▶ Given exercise
Write out precisely the lines beginning with the line that contains "What data was" and ending with the last line of the entries, and no other lines.

▶ Task input
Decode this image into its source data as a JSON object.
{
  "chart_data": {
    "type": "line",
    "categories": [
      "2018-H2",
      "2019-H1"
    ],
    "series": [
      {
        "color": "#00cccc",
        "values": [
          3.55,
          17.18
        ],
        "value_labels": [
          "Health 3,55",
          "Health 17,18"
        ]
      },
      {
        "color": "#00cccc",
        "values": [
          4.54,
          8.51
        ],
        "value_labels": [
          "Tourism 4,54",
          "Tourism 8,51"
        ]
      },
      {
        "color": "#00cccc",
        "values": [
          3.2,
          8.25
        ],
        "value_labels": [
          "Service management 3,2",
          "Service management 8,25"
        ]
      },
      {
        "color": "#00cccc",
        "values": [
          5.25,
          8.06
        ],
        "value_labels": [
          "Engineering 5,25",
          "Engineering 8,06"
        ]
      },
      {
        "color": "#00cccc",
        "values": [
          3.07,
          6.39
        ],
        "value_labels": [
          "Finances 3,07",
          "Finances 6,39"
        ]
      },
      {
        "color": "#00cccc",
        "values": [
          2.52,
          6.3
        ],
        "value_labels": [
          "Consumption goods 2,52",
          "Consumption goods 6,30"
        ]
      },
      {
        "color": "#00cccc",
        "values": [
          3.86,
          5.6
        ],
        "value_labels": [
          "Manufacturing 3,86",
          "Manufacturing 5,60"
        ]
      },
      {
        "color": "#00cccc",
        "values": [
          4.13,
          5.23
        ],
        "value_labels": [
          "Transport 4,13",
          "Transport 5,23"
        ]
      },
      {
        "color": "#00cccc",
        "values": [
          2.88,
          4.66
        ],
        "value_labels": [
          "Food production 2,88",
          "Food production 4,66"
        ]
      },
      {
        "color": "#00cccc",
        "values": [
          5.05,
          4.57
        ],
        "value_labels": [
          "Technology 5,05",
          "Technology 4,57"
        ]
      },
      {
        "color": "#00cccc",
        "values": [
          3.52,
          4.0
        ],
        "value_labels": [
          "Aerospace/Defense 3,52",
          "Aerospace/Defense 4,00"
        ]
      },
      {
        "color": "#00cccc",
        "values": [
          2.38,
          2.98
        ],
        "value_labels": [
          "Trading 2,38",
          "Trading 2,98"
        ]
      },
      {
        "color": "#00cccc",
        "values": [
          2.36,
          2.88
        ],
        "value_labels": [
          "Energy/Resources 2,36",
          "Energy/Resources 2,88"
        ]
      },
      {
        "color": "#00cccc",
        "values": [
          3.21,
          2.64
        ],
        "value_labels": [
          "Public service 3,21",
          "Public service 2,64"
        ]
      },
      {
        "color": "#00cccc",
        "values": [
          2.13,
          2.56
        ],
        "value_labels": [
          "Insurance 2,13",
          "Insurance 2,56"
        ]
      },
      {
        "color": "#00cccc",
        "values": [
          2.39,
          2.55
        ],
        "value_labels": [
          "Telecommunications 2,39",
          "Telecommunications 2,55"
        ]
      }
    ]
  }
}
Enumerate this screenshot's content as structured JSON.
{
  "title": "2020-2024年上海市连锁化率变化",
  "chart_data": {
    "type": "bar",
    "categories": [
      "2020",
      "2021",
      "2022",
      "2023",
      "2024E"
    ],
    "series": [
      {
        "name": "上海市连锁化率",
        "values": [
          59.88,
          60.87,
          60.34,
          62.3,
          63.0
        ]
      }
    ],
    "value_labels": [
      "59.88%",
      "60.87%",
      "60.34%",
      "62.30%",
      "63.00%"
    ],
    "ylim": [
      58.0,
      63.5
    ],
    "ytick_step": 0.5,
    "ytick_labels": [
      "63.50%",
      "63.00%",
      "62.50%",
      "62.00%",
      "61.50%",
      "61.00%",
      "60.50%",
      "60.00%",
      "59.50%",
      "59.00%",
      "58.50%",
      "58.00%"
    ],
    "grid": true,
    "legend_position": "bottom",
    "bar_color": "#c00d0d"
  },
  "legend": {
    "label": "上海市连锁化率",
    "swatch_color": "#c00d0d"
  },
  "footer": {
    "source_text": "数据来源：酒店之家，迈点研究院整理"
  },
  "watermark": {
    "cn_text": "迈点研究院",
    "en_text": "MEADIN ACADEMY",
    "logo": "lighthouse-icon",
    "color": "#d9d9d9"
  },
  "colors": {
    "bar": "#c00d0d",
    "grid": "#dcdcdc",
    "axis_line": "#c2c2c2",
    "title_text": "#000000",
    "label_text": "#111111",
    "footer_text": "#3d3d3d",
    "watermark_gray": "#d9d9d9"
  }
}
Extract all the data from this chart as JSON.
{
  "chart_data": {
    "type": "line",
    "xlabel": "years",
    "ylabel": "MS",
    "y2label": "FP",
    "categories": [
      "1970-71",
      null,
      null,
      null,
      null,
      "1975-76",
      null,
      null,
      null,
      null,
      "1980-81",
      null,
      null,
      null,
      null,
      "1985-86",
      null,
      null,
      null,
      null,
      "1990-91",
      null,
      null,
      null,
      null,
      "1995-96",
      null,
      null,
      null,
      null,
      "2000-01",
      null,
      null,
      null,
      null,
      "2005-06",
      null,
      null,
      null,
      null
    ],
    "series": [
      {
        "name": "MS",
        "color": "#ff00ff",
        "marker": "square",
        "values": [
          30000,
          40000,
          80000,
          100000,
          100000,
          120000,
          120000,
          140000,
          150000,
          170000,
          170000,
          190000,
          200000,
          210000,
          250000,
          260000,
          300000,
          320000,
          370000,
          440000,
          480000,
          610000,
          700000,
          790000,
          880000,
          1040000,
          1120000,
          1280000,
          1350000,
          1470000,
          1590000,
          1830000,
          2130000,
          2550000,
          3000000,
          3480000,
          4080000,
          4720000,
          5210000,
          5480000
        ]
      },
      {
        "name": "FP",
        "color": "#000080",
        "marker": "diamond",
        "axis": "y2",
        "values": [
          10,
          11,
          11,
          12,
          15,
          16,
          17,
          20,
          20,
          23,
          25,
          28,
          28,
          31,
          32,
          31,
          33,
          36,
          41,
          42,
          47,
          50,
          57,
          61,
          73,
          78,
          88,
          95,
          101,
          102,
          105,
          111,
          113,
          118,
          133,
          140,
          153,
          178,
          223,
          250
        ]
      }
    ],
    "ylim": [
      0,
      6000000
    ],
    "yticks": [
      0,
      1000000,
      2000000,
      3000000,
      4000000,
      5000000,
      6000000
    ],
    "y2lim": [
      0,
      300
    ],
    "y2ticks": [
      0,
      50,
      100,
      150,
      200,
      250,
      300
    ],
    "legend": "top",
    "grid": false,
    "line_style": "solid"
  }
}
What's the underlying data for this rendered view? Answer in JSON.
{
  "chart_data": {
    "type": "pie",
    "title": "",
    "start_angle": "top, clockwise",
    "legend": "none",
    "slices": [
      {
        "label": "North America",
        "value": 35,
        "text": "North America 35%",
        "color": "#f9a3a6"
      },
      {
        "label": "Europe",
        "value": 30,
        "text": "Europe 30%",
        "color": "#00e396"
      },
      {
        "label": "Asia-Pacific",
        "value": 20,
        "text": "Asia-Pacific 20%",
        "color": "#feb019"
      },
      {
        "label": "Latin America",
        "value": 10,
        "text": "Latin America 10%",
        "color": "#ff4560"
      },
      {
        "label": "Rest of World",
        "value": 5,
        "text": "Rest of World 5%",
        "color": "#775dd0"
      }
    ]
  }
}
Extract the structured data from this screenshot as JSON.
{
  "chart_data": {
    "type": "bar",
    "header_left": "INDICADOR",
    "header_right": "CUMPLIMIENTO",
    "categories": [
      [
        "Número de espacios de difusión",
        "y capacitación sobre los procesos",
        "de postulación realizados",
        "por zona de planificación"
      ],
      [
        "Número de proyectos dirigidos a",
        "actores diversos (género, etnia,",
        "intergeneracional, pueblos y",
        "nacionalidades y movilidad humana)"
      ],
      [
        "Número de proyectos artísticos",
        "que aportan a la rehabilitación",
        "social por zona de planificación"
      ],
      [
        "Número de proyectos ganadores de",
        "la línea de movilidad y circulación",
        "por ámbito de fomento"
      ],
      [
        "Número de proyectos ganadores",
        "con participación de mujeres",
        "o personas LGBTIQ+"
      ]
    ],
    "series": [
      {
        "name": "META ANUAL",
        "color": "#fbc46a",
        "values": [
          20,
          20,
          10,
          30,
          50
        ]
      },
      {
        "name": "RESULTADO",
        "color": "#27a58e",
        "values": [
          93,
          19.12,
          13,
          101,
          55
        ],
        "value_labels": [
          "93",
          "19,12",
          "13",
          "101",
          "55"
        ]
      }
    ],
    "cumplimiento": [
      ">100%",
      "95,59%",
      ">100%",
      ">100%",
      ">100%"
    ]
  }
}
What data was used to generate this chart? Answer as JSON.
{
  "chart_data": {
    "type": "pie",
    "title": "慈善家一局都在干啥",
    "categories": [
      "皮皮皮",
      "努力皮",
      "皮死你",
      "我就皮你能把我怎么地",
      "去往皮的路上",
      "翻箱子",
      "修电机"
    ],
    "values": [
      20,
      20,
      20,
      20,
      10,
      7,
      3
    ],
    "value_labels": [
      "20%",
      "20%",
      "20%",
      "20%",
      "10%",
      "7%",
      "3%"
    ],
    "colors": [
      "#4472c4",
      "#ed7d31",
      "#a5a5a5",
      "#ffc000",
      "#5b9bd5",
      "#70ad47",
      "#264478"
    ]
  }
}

▶ The result
What data was used to generate this chart? Answer as JSON.
{
  "chart_data": {
    "type": "pie",
    "title": "慈善家一局都在干啥",
    "categories": [
      "皮皮皮",
      "努力皮",
      "皮死你",
      "我就皮你能把我怎么地",
      "去往皮的路上",
      "翻箱子",
      "修电机"
    ],
    "values": [
      20,
      20,
      20,
      20,
      10,
      7,
      3
    ],
    "value_labels": [
      "20%",
      "20%",
      "20%",
      "20%",
      "10%",
      "7%",
      "3%"
    ],
    "colors": [
      "#4472c4",
      "#ed7d31",
      "#a5a5a5",
      "#ffc000",
      "#5b9bd5",
      "#70ad47",
      "#264478"
    ]
  }
}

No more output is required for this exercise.